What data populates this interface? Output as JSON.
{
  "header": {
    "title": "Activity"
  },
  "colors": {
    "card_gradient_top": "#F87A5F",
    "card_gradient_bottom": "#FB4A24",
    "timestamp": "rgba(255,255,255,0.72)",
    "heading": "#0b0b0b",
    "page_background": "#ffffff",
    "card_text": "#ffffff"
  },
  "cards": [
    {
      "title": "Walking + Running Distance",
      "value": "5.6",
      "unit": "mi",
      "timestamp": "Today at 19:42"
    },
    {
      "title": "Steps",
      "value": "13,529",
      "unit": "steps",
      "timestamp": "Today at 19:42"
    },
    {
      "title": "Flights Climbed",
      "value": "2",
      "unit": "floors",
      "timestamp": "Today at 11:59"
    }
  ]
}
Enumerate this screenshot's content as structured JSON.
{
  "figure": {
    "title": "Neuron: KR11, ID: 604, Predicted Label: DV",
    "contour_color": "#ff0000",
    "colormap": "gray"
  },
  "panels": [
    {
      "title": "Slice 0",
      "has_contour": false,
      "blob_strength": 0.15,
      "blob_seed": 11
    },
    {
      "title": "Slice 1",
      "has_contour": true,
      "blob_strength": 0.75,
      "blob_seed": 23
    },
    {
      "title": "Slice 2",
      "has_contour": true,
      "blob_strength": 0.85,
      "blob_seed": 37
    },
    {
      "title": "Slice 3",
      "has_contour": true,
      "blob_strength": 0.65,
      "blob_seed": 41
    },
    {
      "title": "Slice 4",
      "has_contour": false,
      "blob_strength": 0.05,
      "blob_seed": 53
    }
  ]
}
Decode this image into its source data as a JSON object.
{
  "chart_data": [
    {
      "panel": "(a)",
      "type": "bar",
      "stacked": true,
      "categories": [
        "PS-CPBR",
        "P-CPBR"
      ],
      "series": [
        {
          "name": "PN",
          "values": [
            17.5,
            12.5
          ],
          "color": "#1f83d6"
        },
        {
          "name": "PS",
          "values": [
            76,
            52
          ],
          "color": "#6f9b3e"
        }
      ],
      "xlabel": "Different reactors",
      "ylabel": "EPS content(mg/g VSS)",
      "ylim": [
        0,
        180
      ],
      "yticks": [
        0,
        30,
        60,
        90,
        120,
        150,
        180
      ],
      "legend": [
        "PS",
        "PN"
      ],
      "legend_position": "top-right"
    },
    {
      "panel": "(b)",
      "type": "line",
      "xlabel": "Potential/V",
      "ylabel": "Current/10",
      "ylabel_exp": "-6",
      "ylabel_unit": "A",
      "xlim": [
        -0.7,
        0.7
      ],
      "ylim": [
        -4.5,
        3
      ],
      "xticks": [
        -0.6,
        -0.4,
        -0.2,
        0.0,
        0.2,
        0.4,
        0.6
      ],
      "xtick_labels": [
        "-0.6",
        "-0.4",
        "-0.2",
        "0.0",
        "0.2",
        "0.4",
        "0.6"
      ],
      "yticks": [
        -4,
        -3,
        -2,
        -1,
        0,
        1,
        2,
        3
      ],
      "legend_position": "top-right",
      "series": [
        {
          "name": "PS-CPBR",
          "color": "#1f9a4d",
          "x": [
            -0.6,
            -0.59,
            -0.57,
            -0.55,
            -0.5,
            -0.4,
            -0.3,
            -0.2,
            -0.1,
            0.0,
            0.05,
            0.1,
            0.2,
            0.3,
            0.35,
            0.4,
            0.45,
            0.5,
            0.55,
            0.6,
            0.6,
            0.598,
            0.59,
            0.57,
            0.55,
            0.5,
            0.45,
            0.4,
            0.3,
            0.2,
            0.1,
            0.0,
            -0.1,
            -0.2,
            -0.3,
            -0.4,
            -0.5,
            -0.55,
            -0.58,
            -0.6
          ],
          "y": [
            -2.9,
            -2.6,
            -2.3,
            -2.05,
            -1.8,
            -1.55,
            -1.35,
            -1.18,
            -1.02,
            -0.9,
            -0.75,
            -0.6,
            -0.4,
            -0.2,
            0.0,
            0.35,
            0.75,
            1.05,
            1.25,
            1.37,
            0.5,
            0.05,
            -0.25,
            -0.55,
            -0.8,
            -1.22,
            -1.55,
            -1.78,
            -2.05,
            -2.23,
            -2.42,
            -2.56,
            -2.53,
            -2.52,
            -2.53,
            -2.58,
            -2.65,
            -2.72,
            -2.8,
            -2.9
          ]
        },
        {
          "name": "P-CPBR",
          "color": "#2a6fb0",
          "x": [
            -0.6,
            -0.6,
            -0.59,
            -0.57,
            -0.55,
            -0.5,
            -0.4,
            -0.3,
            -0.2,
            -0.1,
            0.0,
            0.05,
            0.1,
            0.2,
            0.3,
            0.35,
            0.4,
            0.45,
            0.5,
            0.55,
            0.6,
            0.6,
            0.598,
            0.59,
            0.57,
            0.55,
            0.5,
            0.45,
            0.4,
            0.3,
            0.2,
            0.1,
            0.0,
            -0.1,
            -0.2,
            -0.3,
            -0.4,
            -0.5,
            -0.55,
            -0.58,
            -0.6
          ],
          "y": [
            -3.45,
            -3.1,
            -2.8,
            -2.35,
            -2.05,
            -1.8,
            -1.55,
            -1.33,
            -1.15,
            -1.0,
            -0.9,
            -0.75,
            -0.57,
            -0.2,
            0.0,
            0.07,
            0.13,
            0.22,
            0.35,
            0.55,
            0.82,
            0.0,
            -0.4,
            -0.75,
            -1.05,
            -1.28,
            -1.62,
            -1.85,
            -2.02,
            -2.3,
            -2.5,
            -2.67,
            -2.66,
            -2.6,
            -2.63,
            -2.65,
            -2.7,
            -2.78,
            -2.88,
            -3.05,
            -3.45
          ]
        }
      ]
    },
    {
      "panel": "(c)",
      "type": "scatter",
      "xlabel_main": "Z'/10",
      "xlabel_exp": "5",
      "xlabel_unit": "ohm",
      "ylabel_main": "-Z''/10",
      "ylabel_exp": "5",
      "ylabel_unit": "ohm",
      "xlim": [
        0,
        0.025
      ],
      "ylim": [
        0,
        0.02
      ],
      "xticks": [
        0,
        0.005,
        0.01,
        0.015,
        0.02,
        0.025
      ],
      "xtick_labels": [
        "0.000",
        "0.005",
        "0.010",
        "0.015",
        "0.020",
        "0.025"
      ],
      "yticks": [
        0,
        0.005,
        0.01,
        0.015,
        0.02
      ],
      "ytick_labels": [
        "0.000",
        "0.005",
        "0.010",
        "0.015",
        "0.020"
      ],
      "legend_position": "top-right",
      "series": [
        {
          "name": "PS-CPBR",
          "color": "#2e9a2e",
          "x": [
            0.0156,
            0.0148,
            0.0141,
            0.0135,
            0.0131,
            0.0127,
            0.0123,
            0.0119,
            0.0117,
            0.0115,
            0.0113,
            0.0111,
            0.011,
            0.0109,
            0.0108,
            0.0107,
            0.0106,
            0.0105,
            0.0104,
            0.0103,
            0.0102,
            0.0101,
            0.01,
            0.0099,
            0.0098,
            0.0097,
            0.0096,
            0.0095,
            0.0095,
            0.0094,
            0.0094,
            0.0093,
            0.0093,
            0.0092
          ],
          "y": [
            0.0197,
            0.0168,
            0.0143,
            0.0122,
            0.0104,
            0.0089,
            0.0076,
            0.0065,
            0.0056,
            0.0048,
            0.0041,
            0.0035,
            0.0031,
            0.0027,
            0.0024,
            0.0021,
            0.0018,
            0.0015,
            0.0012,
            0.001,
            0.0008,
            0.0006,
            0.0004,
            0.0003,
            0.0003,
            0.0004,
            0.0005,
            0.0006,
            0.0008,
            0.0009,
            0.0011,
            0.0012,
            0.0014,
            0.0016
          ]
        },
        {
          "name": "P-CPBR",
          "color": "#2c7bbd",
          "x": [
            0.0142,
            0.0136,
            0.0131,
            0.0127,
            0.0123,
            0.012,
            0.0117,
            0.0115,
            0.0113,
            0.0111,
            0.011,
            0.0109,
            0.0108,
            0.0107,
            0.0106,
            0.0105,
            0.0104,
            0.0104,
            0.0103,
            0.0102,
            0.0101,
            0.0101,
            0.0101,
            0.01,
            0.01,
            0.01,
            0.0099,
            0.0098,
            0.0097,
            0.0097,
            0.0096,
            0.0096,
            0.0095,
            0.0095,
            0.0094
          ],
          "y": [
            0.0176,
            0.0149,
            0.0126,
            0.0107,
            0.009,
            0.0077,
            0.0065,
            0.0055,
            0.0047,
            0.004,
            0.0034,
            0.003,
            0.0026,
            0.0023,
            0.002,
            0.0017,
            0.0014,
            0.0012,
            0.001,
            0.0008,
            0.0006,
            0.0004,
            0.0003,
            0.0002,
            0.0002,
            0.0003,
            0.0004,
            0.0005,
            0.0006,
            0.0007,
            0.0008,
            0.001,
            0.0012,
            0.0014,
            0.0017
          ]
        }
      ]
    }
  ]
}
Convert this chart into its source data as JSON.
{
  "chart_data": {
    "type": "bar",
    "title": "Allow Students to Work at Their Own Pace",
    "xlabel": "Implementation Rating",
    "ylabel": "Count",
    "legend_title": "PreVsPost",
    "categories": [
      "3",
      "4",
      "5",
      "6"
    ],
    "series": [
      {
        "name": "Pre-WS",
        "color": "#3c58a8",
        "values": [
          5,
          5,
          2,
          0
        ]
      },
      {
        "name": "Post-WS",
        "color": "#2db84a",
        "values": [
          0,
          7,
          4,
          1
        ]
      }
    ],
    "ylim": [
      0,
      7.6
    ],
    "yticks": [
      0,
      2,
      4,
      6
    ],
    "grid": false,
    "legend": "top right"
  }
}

---

◆ **Problem to solve**: Give only the number of lines in the material above where the string "name" appears.

◆ **The output**: 8